======== MATERIAL FOR THIS TASK
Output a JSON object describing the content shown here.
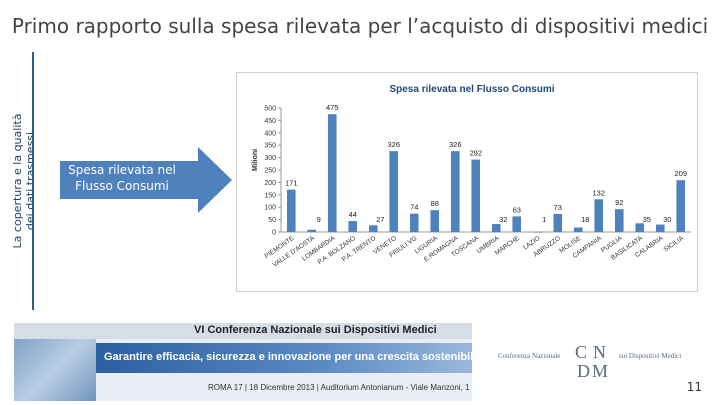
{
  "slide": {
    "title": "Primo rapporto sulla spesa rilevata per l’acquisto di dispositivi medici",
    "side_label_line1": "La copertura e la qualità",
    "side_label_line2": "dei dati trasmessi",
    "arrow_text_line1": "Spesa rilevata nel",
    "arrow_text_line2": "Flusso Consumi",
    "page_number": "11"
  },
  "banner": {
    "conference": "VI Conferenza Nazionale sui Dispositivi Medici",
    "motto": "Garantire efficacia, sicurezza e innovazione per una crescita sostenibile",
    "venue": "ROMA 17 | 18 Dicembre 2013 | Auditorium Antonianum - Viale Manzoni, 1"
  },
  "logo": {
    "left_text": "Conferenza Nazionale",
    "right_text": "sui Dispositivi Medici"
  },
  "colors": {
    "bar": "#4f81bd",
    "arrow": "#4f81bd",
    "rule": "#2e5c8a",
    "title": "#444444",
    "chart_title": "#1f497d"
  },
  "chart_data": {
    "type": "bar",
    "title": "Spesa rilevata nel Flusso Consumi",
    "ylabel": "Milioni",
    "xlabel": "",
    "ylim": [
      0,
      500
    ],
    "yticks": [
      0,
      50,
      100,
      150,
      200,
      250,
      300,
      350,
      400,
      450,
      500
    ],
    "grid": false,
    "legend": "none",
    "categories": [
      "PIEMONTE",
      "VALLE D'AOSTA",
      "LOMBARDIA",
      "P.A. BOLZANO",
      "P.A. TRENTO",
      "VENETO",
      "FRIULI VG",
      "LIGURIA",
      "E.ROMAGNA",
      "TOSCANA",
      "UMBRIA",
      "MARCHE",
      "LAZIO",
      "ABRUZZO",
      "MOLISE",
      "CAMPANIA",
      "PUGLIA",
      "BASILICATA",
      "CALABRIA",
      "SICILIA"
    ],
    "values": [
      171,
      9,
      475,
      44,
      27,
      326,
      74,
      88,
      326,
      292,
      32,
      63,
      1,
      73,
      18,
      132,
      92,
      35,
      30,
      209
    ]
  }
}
================
● **SHORT TASK**
Without the pictures, write out every entry precisely as it appears.

● **ANSWER TO THE EXERCISE**
Output a JSON object describing the content shown here.
{
  "slide": {
    "title": "Primo rapporto sulla spesa rilevata per l’acquisto di dispositivi medici",
    "side_label_line1": "La copertura e la qualità",
    "side_label_line2": "dei dati trasmessi",
    "arrow_text_line1": "Spesa rilevata nel",
    "arrow_text_line2": "Flusso Consumi",
    "page_number": "11"
  },
  "banner": {
    "conference": "VI Conferenza Nazionale sui Dispositivi Medici",
    "motto": "Garantire efficacia, sicurezza e innovazione per una crescita sostenibile",
    "venue": "ROMA 17 | 18 Dicembre 2013 | Auditorium Antonianum - Viale Manzoni, 1"
  },
  "logo": {
    "left_text": "Conferenza Nazionale",
    "right_text": "sui Dispositivi Medici"
  },
  "colors": {
    "bar": "#4f81bd",
    "arrow": "#4f81bd",
    "rule": "#2e5c8a",
    "title": "#444444",
    "chart_title": "#1f497d"
  },
  "chart_data": {
    "type": "bar",
    "title": "Spesa rilevata nel Flusso Consumi",
    "ylabel": "Milioni",
    "xlabel": "",
    "ylim": [
      0,
      500
    ],
    "yticks": [
      0,
      50,
      100,
      150,
      200,
      250,
      300,
      350,
      400,
      450,
      500
    ],
    "grid": false,
    "legend": "none",
    "categories": [
      "PIEMONTE",
      "VALLE D'AOSTA",
      "LOMBARDIA",
      "P.A. BOLZANO",
      "P.A. TRENTO",
      "VENETO",
      "FRIULI VG",
      "LIGURIA",
      "E.ROMAGNA",
      "TOSCANA",
      "UMBRIA",
      "MARCHE",
      "LAZIO",
      "ABRUZZO",
      "MOLISE",
      "CAMPANIA",
      "PUGLIA",
      "BASILICATA",
      "CALABRIA",
      "SICILIA"
    ],
    "values": [
      171,
      9,
      475,
      44,
      27,
      326,
      74,
      88,
      326,
      292,
      32,
      63,
      1,
      73,
      18,
      132,
      92,
      35,
      30,
      209
    ]
  }
}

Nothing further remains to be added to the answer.